_Exercise_. Wherever the word "Windows" shows up in a line, please copy that line.

-- start of Available data --

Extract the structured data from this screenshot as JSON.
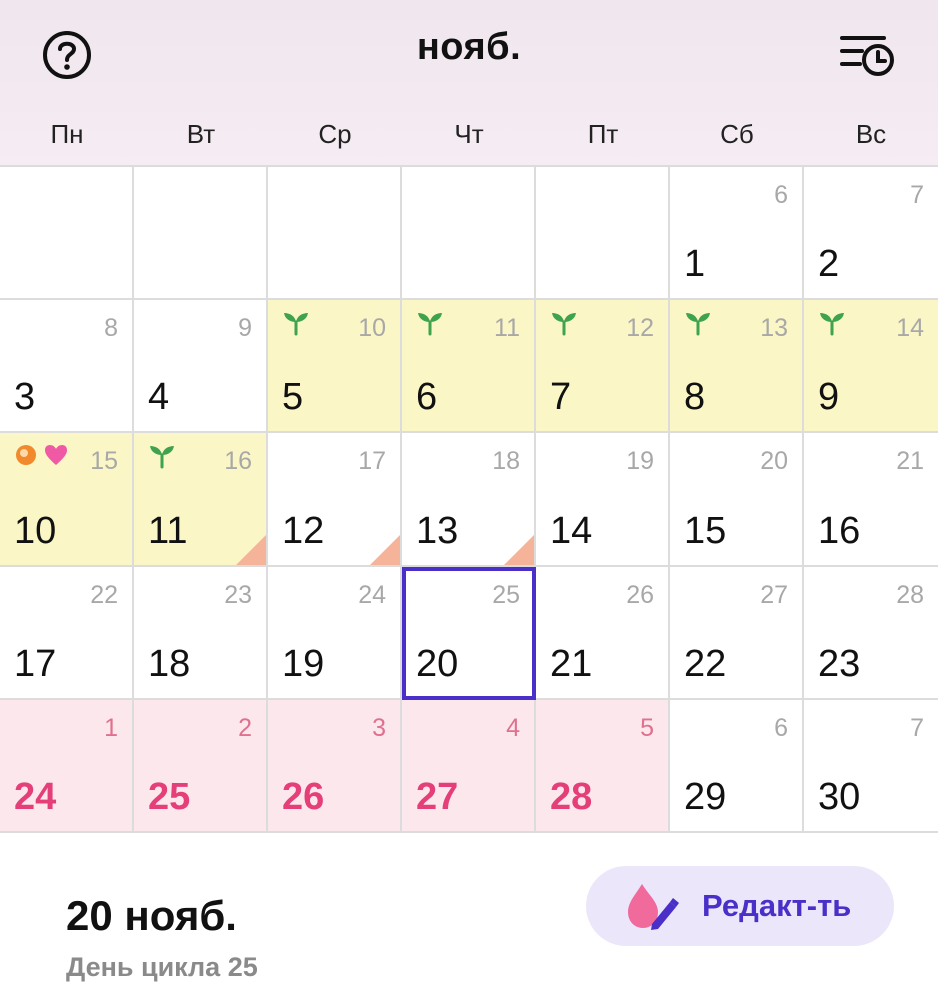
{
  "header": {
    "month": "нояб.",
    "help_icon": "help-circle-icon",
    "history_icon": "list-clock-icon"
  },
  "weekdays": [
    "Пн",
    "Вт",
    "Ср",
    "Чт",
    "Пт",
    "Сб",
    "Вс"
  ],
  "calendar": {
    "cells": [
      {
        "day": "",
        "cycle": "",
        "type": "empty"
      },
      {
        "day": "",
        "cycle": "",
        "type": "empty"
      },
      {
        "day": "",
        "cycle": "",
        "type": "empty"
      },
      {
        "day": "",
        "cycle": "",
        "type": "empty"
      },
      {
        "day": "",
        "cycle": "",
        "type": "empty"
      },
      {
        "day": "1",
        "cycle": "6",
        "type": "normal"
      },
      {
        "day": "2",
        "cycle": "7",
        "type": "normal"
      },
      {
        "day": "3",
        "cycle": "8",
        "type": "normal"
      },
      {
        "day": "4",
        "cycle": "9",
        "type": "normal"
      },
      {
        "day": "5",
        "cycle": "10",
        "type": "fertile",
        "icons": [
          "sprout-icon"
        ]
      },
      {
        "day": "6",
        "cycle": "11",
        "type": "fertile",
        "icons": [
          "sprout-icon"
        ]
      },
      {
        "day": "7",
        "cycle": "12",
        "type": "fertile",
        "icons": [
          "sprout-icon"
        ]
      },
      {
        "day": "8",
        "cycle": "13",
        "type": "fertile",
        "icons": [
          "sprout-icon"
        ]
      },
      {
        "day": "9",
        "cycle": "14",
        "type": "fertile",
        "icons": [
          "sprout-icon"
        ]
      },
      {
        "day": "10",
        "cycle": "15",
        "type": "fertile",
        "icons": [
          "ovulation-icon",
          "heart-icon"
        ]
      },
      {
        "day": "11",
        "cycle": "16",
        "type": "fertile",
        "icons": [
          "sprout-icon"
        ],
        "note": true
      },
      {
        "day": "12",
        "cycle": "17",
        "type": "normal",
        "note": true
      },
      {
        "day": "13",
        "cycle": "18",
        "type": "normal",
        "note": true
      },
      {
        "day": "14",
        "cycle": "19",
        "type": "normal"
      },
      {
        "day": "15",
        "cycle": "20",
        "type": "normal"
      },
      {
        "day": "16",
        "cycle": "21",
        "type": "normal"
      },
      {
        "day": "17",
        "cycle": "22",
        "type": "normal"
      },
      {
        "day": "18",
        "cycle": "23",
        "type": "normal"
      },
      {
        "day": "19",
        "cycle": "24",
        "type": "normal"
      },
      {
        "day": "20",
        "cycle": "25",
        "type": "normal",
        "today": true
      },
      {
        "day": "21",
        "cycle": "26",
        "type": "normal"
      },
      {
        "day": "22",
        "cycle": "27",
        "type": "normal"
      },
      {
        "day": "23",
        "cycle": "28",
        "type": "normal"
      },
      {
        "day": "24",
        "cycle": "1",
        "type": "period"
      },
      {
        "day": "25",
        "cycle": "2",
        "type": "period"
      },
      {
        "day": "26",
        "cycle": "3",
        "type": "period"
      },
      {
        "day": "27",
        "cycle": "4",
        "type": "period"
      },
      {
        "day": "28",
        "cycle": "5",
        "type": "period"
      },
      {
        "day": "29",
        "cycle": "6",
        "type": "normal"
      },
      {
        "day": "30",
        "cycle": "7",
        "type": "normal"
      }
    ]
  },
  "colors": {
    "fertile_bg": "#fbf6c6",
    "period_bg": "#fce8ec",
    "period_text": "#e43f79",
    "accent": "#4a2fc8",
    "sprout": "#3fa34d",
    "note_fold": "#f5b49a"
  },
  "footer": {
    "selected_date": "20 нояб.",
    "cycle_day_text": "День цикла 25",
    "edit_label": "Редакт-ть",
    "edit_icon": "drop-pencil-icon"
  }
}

-- end of Available data --
-- start of Available data --

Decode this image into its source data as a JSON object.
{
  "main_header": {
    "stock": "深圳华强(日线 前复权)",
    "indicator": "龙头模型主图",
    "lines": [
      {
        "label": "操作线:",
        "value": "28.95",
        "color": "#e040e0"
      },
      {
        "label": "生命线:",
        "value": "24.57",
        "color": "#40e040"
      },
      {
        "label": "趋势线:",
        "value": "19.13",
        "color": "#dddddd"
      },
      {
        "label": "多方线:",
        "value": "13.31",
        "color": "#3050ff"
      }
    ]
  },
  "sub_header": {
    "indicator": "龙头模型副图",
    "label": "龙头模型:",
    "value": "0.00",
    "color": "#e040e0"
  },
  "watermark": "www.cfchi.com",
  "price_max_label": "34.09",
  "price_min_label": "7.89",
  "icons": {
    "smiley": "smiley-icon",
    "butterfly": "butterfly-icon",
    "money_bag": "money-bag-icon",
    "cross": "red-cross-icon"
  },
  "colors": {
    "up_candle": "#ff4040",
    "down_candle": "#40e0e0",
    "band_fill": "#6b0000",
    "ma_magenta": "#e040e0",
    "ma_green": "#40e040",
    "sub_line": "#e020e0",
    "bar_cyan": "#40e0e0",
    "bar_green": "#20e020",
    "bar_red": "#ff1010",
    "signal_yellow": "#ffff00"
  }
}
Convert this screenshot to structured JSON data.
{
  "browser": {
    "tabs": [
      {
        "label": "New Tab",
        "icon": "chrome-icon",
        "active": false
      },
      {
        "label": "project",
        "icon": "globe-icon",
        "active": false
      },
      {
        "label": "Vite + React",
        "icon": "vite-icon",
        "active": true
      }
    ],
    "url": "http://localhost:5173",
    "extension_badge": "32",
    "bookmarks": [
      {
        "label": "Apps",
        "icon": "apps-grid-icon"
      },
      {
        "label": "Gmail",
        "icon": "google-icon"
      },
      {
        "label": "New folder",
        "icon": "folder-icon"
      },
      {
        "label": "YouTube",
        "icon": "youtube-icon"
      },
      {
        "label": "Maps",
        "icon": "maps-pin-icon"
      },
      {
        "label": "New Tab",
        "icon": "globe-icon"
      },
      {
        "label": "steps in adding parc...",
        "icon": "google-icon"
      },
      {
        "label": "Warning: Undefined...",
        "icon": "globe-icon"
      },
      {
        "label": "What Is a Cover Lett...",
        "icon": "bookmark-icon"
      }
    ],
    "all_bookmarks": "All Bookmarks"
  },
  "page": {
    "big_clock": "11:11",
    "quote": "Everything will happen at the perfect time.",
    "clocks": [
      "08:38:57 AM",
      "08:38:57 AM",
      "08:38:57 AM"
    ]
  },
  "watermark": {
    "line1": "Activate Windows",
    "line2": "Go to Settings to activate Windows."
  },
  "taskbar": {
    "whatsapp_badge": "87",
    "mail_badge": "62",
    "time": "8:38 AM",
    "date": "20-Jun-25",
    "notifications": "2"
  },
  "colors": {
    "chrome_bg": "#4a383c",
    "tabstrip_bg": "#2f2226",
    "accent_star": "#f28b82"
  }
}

-- end of Available data --

_Written solution_.
    "line1": "Activate Windows",
    "line2": "Go to Settings to activate Windows."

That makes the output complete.